Hauptburgenname
Propsteiberg
ID
2398
Objekt
Burg, stark umgebaut
Adresse
3910 Zwettl, Propstei
KG
Koppenzeil
OG/MG/SG
Zwettl
VB
Zwettl
BMN34 rechts
663948
BMN34 hoch
385289
UTM 33N rechts
512211.97
UTM 33N hoch
5382980.35
Link auf NÖ-Atlas
Lage auf Karte im NÖ-Atlas ...
Zufahrt
PKW: An der südl. Ortsausfahrt von Zwettl Richtung Moidrams (B 38) zweigt die beschilderte Zufahrt zum Spital und zum Friedhof ab. Beim Spital links zum Friedhofsparkplatz nördl. der Propsteikirche abbiegen. Unterhalb des Friedhofes finden sich Parkplätze. RAD: In Zwettl kreuzen sich „Kamptalweg" und „Kuenringerweg". Ein örtlicher, beschildeter Radweg Richtung Gschwendt oder Waldhams zweigt im Ortszentrum ab und führt unmittelbar über den Propsteiberg. ZU FUSS: Vom Stadtzentrum führen mehrere Stadtwanderwege in max. 30 Min. auf den Propsteiberg.
- - -
● **Kurze Aufgabe A**:
Wandle die Zeilen der gespeicherten Daten in eine Markdown-Tabelle mit den Spalten „Nr.“ und „Zeile“ um und lass dabei Leerzeilen weg. Beginne bei der ersten Zeile der Daten und hör nach der Zeile auf, die „zoom-level[interactable]: 240% [254, 606, 284, 621]“ enthält.
Lesetext und Zeilen stehen in keinem inhaltlichen Zusammenhang.
- - -
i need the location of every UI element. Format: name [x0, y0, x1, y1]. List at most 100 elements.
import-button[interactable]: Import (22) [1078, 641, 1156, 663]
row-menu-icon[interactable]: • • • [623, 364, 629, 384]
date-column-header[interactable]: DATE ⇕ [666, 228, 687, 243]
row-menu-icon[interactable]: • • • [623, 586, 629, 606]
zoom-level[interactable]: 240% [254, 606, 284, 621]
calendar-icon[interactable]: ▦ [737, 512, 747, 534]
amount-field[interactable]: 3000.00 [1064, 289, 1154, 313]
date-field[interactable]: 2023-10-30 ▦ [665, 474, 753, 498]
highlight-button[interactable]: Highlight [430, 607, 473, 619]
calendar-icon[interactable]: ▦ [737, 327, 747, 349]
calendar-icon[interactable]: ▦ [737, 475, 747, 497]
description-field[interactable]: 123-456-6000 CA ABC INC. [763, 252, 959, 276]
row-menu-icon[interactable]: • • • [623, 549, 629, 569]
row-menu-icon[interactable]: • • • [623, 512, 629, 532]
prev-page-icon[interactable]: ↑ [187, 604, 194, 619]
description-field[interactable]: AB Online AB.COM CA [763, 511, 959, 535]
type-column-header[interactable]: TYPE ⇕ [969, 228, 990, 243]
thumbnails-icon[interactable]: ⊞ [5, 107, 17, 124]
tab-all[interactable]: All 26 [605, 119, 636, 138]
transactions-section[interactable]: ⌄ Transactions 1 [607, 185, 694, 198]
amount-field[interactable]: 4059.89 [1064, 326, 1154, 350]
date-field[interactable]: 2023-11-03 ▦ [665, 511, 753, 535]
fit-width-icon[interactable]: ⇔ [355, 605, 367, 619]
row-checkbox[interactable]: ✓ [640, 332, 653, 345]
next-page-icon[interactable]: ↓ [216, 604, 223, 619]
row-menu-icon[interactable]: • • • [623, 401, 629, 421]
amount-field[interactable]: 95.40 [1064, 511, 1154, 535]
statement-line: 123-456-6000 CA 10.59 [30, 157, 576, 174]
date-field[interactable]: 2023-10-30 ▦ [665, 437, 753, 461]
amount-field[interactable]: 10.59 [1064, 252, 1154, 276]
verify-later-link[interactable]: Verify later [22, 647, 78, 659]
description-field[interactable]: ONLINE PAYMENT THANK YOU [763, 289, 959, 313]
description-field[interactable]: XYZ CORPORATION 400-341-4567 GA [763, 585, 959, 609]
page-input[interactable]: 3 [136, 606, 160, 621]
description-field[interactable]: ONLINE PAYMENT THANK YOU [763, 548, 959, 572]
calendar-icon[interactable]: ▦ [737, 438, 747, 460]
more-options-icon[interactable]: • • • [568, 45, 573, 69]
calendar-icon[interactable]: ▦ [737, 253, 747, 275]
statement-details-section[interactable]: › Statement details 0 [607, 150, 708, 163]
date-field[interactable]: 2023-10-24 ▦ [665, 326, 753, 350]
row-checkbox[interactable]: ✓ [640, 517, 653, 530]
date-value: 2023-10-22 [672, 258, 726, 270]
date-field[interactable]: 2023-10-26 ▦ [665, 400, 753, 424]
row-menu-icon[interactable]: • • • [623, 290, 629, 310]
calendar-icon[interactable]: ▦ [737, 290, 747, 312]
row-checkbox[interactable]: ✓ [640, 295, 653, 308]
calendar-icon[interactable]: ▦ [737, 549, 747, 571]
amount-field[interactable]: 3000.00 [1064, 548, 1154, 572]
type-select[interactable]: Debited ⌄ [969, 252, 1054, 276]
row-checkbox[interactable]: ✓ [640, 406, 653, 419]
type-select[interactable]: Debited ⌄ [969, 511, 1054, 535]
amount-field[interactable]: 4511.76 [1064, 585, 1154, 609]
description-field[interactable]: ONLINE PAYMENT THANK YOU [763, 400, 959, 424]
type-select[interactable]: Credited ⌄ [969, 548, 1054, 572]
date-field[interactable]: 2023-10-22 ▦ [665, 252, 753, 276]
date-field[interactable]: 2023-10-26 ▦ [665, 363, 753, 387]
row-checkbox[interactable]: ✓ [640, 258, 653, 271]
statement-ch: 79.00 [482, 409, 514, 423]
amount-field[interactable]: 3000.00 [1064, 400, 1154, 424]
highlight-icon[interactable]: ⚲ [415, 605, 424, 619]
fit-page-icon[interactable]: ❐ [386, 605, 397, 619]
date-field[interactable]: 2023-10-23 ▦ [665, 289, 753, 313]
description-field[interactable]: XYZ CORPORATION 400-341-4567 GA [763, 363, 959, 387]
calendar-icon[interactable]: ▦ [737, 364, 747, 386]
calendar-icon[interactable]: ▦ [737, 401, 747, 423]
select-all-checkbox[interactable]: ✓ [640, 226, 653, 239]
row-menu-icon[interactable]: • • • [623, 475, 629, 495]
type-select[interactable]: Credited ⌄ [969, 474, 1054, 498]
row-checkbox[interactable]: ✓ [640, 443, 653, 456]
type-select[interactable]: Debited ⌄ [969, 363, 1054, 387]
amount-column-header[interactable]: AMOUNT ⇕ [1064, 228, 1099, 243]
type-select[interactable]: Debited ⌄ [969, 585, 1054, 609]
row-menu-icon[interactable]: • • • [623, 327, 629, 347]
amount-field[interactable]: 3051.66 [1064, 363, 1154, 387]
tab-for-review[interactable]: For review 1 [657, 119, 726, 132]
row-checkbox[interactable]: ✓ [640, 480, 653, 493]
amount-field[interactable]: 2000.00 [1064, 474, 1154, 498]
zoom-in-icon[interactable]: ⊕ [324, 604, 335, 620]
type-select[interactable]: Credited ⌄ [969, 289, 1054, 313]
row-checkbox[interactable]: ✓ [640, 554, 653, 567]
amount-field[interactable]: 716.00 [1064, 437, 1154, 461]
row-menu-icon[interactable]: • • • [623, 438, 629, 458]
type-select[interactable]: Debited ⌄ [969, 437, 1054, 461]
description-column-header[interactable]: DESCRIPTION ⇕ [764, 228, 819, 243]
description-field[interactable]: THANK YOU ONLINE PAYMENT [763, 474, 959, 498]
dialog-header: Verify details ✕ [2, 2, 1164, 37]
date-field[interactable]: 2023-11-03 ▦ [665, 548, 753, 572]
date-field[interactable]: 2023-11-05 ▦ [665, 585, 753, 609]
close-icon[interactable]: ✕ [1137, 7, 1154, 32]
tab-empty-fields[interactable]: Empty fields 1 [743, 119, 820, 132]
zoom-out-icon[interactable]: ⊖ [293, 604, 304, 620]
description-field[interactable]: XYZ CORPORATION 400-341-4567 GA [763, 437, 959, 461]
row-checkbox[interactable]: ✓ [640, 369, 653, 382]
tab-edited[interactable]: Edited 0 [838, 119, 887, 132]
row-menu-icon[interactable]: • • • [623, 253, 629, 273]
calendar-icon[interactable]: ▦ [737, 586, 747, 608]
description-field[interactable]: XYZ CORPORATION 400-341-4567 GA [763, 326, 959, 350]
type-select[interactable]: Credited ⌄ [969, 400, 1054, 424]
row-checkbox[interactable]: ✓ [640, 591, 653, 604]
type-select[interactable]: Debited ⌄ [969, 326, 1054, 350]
- - -
● **Kurze Aufgabe B**:
Übersetze den Satz „Unterhalb des Friedhofes finden sich Parkplätze.“ aus dem Lesetext über den Propsteiberg ins Englische.

● **Ergebnis A**:
| Nr. | Zeile |
|---|---|
| 1 | i need the location of every UI element. Format: name [x0, y0, x1, y1]. List at most 100 elements. |
| 2 | import-button[interactable]: Import (22) [1078, 641, 1156, 663] |
| 3 | row-menu-icon[interactable]: • • • [623, 364, 629, 384] |
| 4 | date-column-header[interactable]: DATE ⇕ [666, 228, 687, 243] |
| 5 | row-menu-icon[interactable]: • • • [623, 586, 629, 606] |
| 6 | zoom-level[interactable]: 240% [254, 606, 284, 621] |

● **Ergebnis B**:
Parking spaces can be found below the cemetery.